Turn the entries from the line with "data-point [91, 119, 98, 126]" up to and including the line with "data-point [124, 119, 131, 126]" into a numbered list, leaving out any blank lines.

> _Data entries_
----------------

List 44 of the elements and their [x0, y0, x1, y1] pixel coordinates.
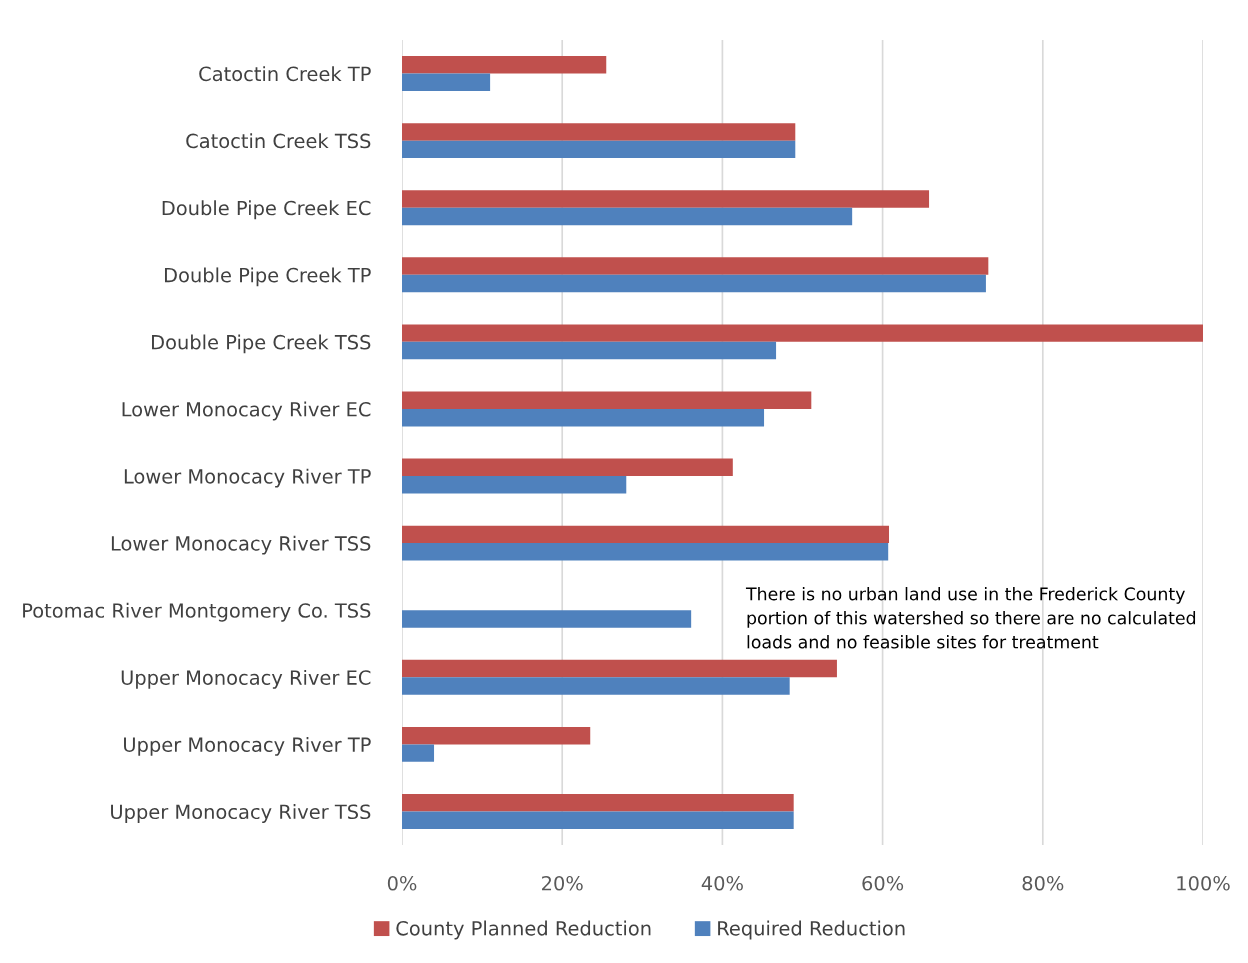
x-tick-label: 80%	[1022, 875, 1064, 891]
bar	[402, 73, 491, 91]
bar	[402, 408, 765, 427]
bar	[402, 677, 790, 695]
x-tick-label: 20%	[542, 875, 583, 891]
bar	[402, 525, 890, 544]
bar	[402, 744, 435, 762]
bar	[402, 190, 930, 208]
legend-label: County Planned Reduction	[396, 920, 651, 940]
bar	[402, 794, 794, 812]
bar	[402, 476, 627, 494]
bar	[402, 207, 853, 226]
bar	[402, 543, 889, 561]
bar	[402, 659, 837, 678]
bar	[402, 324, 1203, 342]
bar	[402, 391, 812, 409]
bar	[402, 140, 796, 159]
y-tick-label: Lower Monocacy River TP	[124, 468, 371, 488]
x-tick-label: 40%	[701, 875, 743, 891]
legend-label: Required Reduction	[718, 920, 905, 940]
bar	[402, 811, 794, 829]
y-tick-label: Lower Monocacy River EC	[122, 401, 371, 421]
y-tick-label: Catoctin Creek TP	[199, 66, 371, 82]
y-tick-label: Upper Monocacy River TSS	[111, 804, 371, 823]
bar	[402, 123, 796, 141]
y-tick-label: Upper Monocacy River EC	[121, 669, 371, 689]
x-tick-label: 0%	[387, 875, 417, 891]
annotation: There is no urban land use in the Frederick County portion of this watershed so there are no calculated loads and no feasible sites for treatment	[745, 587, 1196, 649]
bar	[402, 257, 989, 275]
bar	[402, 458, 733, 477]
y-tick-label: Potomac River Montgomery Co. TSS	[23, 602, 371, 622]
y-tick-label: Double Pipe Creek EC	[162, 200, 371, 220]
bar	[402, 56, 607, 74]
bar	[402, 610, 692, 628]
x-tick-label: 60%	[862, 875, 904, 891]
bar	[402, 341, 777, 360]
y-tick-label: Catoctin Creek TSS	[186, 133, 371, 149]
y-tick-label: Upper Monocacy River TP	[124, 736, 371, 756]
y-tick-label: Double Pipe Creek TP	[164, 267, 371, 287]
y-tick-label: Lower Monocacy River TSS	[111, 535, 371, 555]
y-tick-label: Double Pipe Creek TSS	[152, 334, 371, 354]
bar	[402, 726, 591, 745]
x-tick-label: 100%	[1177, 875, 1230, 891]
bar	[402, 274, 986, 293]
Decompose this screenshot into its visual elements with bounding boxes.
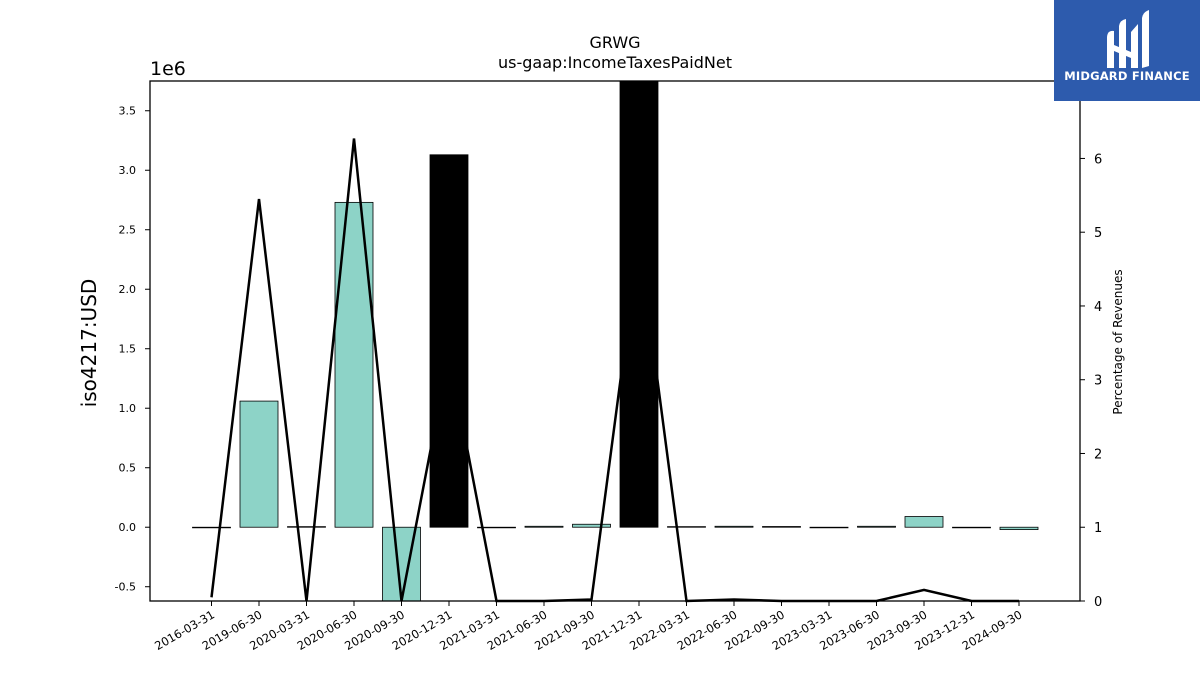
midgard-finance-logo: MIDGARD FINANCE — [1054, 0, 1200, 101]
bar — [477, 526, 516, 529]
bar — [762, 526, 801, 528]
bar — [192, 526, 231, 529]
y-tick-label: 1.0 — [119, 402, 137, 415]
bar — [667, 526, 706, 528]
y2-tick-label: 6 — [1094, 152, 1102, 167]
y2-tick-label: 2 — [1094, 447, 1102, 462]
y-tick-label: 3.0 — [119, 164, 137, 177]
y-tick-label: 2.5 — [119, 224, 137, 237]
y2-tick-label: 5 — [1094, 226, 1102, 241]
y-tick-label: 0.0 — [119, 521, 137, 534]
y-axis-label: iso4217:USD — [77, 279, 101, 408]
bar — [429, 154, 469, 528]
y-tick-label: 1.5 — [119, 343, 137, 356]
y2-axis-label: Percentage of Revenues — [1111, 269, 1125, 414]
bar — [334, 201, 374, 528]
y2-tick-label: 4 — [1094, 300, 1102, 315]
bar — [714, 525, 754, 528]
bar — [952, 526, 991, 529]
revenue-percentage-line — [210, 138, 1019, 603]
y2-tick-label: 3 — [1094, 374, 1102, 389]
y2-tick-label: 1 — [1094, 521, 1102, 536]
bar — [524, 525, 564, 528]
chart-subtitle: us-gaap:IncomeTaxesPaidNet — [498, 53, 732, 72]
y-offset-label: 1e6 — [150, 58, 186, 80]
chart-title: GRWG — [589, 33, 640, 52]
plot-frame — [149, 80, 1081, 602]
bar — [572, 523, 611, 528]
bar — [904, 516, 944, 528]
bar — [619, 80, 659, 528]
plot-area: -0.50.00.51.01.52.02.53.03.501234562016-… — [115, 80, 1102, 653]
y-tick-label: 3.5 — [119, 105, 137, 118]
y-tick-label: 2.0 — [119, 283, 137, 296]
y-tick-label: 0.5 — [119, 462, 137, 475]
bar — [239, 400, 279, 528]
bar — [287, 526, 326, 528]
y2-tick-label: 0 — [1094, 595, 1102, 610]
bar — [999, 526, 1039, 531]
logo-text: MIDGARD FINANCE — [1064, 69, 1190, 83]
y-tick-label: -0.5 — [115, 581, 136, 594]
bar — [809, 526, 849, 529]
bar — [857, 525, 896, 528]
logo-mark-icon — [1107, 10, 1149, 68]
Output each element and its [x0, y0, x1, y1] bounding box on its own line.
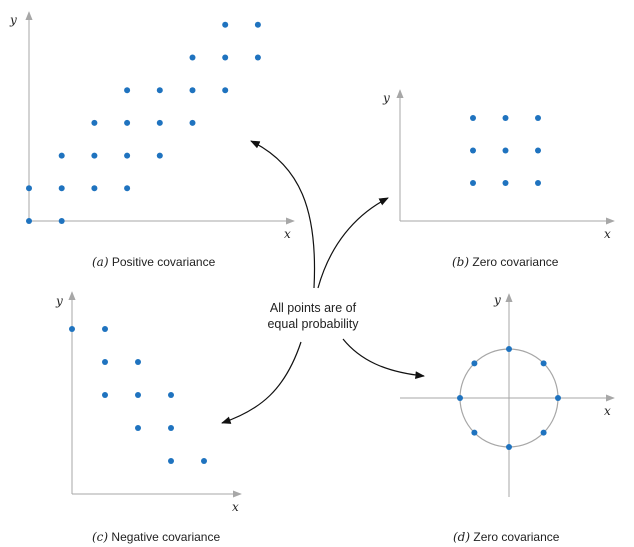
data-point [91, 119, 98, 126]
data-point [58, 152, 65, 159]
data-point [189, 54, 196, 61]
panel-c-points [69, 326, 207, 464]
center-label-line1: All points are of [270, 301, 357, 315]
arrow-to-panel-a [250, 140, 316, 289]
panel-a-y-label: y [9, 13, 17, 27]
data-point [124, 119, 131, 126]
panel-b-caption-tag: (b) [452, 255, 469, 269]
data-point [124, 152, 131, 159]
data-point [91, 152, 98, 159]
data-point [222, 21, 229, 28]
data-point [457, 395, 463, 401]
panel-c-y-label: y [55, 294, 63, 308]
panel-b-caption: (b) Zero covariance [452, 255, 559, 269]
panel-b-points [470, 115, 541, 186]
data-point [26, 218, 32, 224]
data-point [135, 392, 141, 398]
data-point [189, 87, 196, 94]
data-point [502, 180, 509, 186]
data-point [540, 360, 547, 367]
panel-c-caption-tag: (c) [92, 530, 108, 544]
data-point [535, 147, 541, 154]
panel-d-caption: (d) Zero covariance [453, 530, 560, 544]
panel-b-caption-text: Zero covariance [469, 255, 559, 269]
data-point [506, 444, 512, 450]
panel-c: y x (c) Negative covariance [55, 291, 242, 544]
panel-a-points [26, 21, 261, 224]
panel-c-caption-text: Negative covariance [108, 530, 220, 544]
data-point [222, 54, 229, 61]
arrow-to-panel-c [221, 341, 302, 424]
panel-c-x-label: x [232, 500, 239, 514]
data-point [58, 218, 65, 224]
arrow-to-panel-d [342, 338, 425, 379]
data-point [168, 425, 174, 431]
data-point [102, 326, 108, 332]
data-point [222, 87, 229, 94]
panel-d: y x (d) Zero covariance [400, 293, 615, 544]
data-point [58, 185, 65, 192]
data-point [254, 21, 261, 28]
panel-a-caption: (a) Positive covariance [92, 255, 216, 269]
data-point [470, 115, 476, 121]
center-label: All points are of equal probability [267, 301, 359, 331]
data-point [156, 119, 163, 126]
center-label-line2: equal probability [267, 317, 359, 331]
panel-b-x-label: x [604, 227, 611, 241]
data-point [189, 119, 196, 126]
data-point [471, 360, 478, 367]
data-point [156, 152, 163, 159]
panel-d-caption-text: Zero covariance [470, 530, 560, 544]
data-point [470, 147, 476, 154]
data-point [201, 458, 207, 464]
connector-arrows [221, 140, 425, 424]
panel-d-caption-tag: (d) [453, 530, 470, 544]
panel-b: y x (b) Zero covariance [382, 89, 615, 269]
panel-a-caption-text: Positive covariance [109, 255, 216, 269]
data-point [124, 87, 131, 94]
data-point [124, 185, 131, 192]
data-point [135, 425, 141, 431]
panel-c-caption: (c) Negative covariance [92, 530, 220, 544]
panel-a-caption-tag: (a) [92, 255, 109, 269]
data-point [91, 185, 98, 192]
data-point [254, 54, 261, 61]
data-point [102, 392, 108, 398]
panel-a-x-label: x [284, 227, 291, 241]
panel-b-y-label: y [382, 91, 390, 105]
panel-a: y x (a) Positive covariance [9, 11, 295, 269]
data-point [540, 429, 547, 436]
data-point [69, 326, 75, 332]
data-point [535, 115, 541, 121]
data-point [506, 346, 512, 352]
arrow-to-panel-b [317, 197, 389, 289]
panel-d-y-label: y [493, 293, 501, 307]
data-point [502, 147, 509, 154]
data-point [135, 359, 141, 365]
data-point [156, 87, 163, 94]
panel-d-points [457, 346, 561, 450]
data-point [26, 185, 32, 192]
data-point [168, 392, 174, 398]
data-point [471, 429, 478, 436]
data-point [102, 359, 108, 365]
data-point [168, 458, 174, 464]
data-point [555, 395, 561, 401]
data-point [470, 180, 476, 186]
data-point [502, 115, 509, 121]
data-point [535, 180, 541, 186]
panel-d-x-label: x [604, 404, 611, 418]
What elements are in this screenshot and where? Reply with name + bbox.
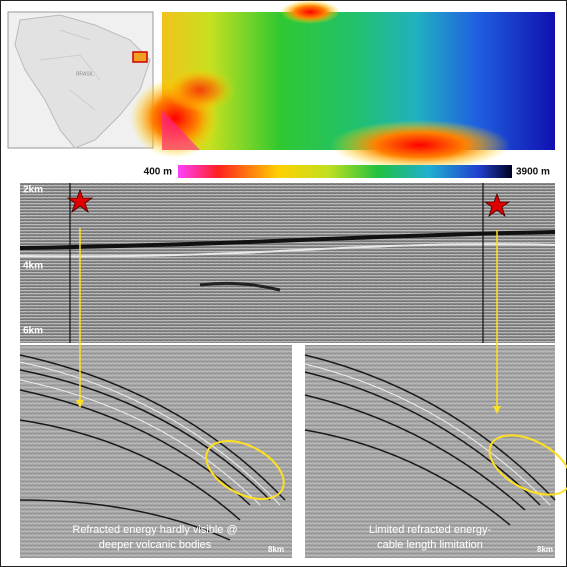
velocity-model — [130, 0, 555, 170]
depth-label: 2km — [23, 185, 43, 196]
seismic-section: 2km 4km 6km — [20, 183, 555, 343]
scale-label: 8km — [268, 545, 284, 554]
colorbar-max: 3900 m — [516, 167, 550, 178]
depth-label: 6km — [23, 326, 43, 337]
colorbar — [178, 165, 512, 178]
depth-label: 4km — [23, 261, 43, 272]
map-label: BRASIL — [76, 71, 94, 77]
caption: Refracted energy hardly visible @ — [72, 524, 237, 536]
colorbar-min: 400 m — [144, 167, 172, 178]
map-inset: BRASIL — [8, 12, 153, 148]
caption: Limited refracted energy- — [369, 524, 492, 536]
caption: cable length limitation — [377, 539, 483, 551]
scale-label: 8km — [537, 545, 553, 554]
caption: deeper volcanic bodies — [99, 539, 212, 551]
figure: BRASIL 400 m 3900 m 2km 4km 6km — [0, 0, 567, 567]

----------------

> _Exercise response_
1. data-point [91, 119, 98, 126]
2. data-point [58, 152, 65, 159]
3. data-point [189, 54, 196, 61]
4. panel-c-points [69, 326, 207, 464]
5. center-label-line1: All points are of [270, 301, 357, 315]
6. arrow-to-panel-a [250, 140, 316, 289]
7. panel-a-y-label: y [9, 13, 17, 27]
8. data-point [124, 119, 131, 126]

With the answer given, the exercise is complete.